EXERCISE DETAILS →
Each line that holds the word "title" counts once; give the total number of such lines and nothing else.

DATASET ROWS →
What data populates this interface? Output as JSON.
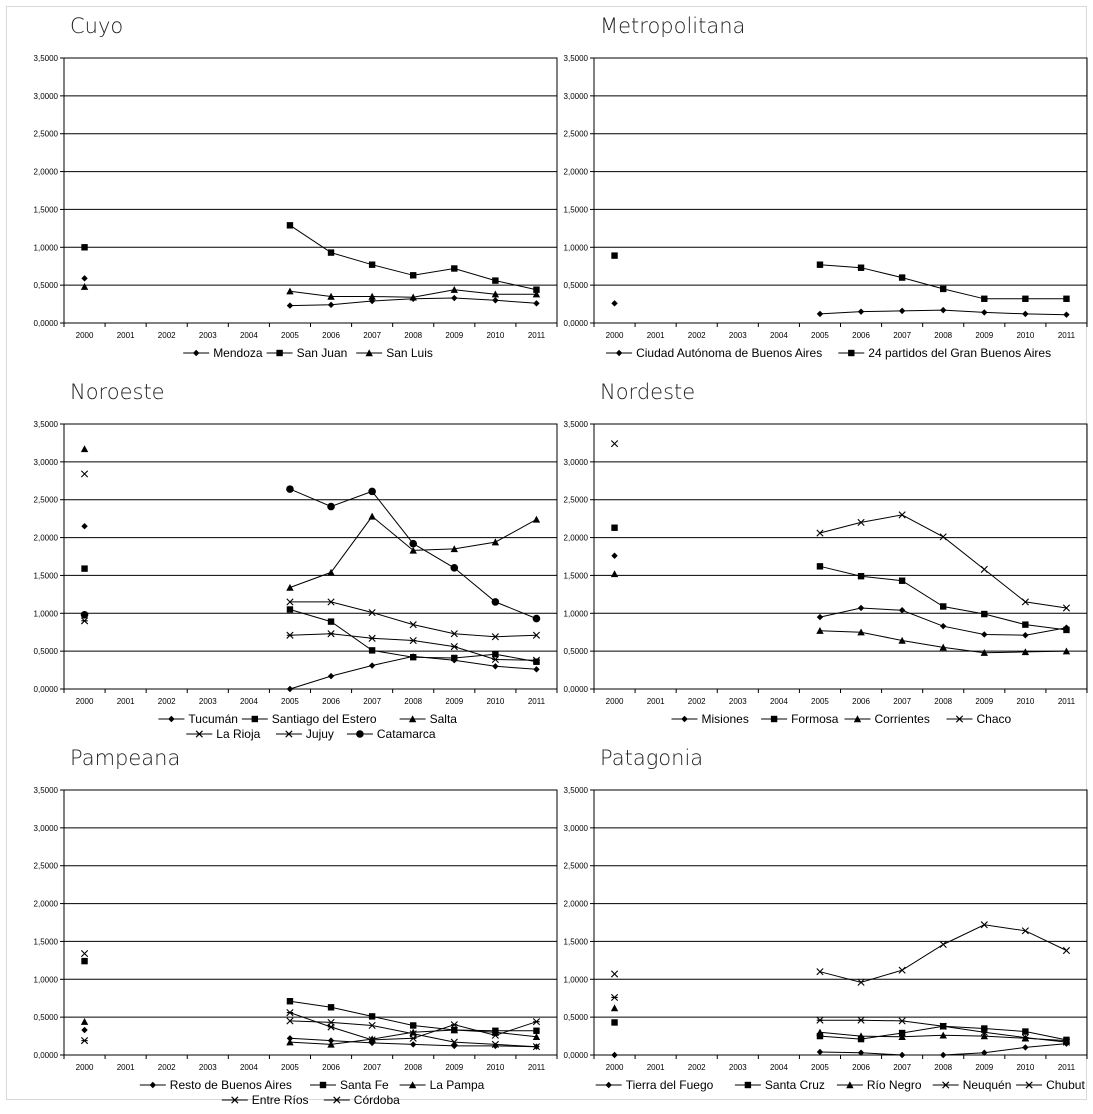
{
  "chart_data": [
    {
      "type": "line",
      "title": "Cuyo",
      "xlabel": "",
      "ylabel": "",
      "x": [
        "2000",
        "2001",
        "2002",
        "2003",
        "2004",
        "2005",
        "2006",
        "2007",
        "2008",
        "2009",
        "2010",
        "2011"
      ],
      "yticks": [
        "0,0000",
        "0,5000",
        "1,0000",
        "1,5000",
        "2,0000",
        "2,5000",
        "3,0000",
        "3,5000"
      ],
      "ylim": [
        0,
        3.5
      ],
      "grid": true,
      "legend": "bottom",
      "legend_rows": [
        [
          0,
          1,
          2
        ]
      ],
      "series": [
        {
          "name": "Mendoza",
          "marker": "diamond",
          "values": [
            0.59,
            null,
            null,
            null,
            null,
            0.23,
            0.24,
            0.29,
            0.32,
            0.33,
            0.3,
            0.26
          ]
        },
        {
          "name": "San Juan",
          "marker": "square",
          "values": [
            1.0,
            null,
            null,
            null,
            null,
            1.29,
            0.93,
            0.77,
            0.63,
            0.72,
            0.56,
            0.44
          ]
        },
        {
          "name": "San Luis",
          "marker": "triangle",
          "values": [
            0.48,
            null,
            null,
            null,
            null,
            0.42,
            0.35,
            0.35,
            0.34,
            0.44,
            0.38,
            0.38
          ]
        }
      ]
    },
    {
      "type": "line",
      "title": "Metropolitana",
      "xlabel": "",
      "ylabel": "",
      "x": [
        "2000",
        "2001",
        "2002",
        "2003",
        "2004",
        "2005",
        "2006",
        "2007",
        "2008",
        "2009",
        "2010",
        "2011"
      ],
      "yticks": [
        "0,0000",
        "0,5000",
        "1,0000",
        "1,5000",
        "2,0000",
        "2,5000",
        "3,0000",
        "3,5000"
      ],
      "ylim": [
        0,
        3.5
      ],
      "grid": true,
      "legend": "bottom",
      "legend_rows": [
        [
          0,
          1
        ]
      ],
      "series": [
        {
          "name": "Ciudad Autónoma de Buenos Aires",
          "marker": "diamond",
          "values": [
            0.26,
            null,
            null,
            null,
            null,
            0.12,
            0.15,
            0.16,
            0.17,
            0.14,
            0.12,
            0.11
          ]
        },
        {
          "name": "24 partidos del Gran Buenos Aires",
          "marker": "square",
          "values": [
            0.89,
            null,
            null,
            null,
            null,
            0.77,
            0.73,
            0.6,
            0.45,
            0.32,
            0.32,
            0.32
          ]
        }
      ]
    },
    {
      "type": "line",
      "title": "Noroeste",
      "xlabel": "",
      "ylabel": "",
      "x": [
        "2000",
        "2001",
        "2002",
        "2003",
        "2004",
        "2005",
        "2006",
        "2007",
        "2008",
        "2009",
        "2010",
        "2011"
      ],
      "yticks": [
        "0,0000",
        "0,5000",
        "1,0000",
        "1,5000",
        "2,0000",
        "2,5000",
        "3,0000",
        "3,5000"
      ],
      "ylim": [
        0,
        3.5
      ],
      "grid": true,
      "legend": "bottom",
      "legend_rows": [
        [
          0,
          1,
          2
        ],
        [
          3,
          4,
          5
        ]
      ],
      "series": [
        {
          "name": "Tucumán",
          "marker": "diamond",
          "values": [
            2.15,
            null,
            null,
            null,
            null,
            0.0,
            0.17,
            0.31,
            0.43,
            0.38,
            0.3,
            0.26
          ]
        },
        {
          "name": "Santiago del Estero",
          "marker": "square",
          "values": [
            1.59,
            null,
            null,
            null,
            null,
            1.05,
            0.89,
            0.51,
            0.42,
            0.41,
            0.46,
            0.36
          ]
        },
        {
          "name": "Salta",
          "marker": "triangle",
          "values": [
            3.17,
            null,
            null,
            null,
            null,
            1.34,
            1.54,
            2.28,
            1.83,
            1.85,
            1.94,
            2.24
          ]
        },
        {
          "name": "La Rioja",
          "marker": "plus-x",
          "values": [
            0.9,
            null,
            null,
            null,
            null,
            0.71,
            0.73,
            0.67,
            0.64,
            0.56,
            0.39,
            0.38
          ]
        },
        {
          "name": "Jujuy",
          "marker": "x",
          "values": [
            2.84,
            null,
            null,
            null,
            null,
            1.15,
            1.15,
            1.01,
            0.85,
            0.73,
            0.69,
            0.71
          ]
        },
        {
          "name": "Catamarca",
          "marker": "circle",
          "values": [
            0.98,
            null,
            null,
            null,
            null,
            2.64,
            2.41,
            2.61,
            1.92,
            1.6,
            1.15,
            0.93
          ]
        }
      ]
    },
    {
      "type": "line",
      "title": "Nordeste",
      "xlabel": "",
      "ylabel": "",
      "x": [
        "2000",
        "2001",
        "2002",
        "2003",
        "2004",
        "2005",
        "2006",
        "2007",
        "2008",
        "2009",
        "2010",
        "2011"
      ],
      "yticks": [
        "0,0000",
        "0,5000",
        "1,0000",
        "1,5000",
        "2,0000",
        "2,5000",
        "3,0000",
        "3,5000"
      ],
      "ylim": [
        0,
        3.5
      ],
      "grid": true,
      "legend": "bottom",
      "legend_rows": [
        [
          0,
          1,
          2,
          3
        ]
      ],
      "series": [
        {
          "name": "Misiones",
          "marker": "diamond",
          "values": [
            1.76,
            null,
            null,
            null,
            null,
            0.95,
            1.07,
            1.04,
            0.83,
            0.72,
            0.71,
            0.81
          ]
        },
        {
          "name": "Formosa",
          "marker": "square",
          "values": [
            2.13,
            null,
            null,
            null,
            null,
            1.62,
            1.49,
            1.43,
            1.09,
            0.99,
            0.85,
            0.78
          ]
        },
        {
          "name": "Corrientes",
          "marker": "triangle",
          "values": [
            1.52,
            null,
            null,
            null,
            null,
            0.77,
            0.75,
            0.64,
            0.55,
            0.48,
            0.49,
            0.5
          ]
        },
        {
          "name": "Chaco",
          "marker": "x",
          "values": [
            3.24,
            null,
            null,
            null,
            null,
            2.06,
            2.2,
            2.3,
            2.01,
            1.58,
            1.15,
            1.07
          ]
        }
      ]
    },
    {
      "type": "line",
      "title": "Pampeana",
      "xlabel": "",
      "ylabel": "",
      "x": [
        "2000",
        "2001",
        "2002",
        "2003",
        "2004",
        "2005",
        "2006",
        "2007",
        "2008",
        "2009",
        "2010",
        "2011"
      ],
      "yticks": [
        "0,0000",
        "0,5000",
        "1,0000",
        "1,5000",
        "2,0000",
        "2,5000",
        "3,0000",
        "3,5000"
      ],
      "ylim": [
        0,
        3.5
      ],
      "grid": true,
      "legend": "bottom",
      "legend_rows": [
        [
          0,
          1,
          2
        ],
        [
          3,
          4
        ]
      ],
      "series": [
        {
          "name": "Resto de Buenos Aires",
          "marker": "diamond",
          "values": [
            0.33,
            null,
            null,
            null,
            null,
            0.22,
            0.19,
            0.16,
            0.14,
            0.12,
            0.12,
            0.11
          ]
        },
        {
          "name": "Santa Fe",
          "marker": "square",
          "values": [
            1.24,
            null,
            null,
            null,
            null,
            0.71,
            0.63,
            0.51,
            0.39,
            0.33,
            0.32,
            0.32
          ]
        },
        {
          "name": "La Pampa",
          "marker": "triangle",
          "values": [
            0.44,
            null,
            null,
            null,
            null,
            0.17,
            0.14,
            0.21,
            0.3,
            0.33,
            0.3,
            0.24
          ]
        },
        {
          "name": "Entre Ríos",
          "marker": "plus-x",
          "values": [
            0.19,
            null,
            null,
            null,
            null,
            0.56,
            0.37,
            0.2,
            0.22,
            0.4,
            0.26,
            0.44
          ]
        },
        {
          "name": "Córdoba",
          "marker": "x",
          "values": [
            1.34,
            null,
            null,
            null,
            null,
            0.45,
            0.43,
            0.39,
            0.28,
            0.17,
            0.14,
            0.11
          ]
        }
      ]
    },
    {
      "type": "line",
      "title": "Patagonia",
      "xlabel": "",
      "ylabel": "",
      "x": [
        "2000",
        "2001",
        "2002",
        "2003",
        "2004",
        "2005",
        "2006",
        "2007",
        "2008",
        "2009",
        "2010",
        "2011"
      ],
      "yticks": [
        "0,0000",
        "0,5000",
        "1,0000",
        "1,5000",
        "2,0000",
        "2,5000",
        "3,0000",
        "3,5000"
      ],
      "ylim": [
        0,
        3.5
      ],
      "grid": true,
      "legend": "bottom",
      "legend_rows": [
        [
          0,
          1,
          2,
          3,
          4
        ]
      ],
      "series": [
        {
          "name": "Tierra del Fuego",
          "marker": "diamond",
          "values": [
            0.0,
            null,
            null,
            null,
            null,
            0.04,
            0.03,
            0.0,
            0.0,
            0.03,
            0.1,
            0.15
          ]
        },
        {
          "name": "Santa Cruz",
          "marker": "square",
          "values": [
            0.43,
            null,
            null,
            null,
            null,
            0.25,
            0.21,
            0.29,
            0.38,
            0.35,
            0.31,
            0.2
          ]
        },
        {
          "name": "Río Negro",
          "marker": "triangle",
          "values": [
            0.62,
            null,
            null,
            null,
            null,
            0.3,
            0.25,
            0.24,
            0.26,
            0.25,
            0.22,
            0.19
          ]
        },
        {
          "name": "Neuquén",
          "marker": "plus-x",
          "values": [
            0.76,
            null,
            null,
            null,
            null,
            0.46,
            0.46,
            0.45,
            0.38,
            0.3,
            0.23,
            0.17
          ]
        },
        {
          "name": "Chubut",
          "marker": "x",
          "values": [
            1.07,
            null,
            null,
            null,
            null,
            1.1,
            0.96,
            1.12,
            1.46,
            1.72,
            1.64,
            1.38
          ]
        }
      ]
    }
  ]
}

CORRECT RESPONSE →
6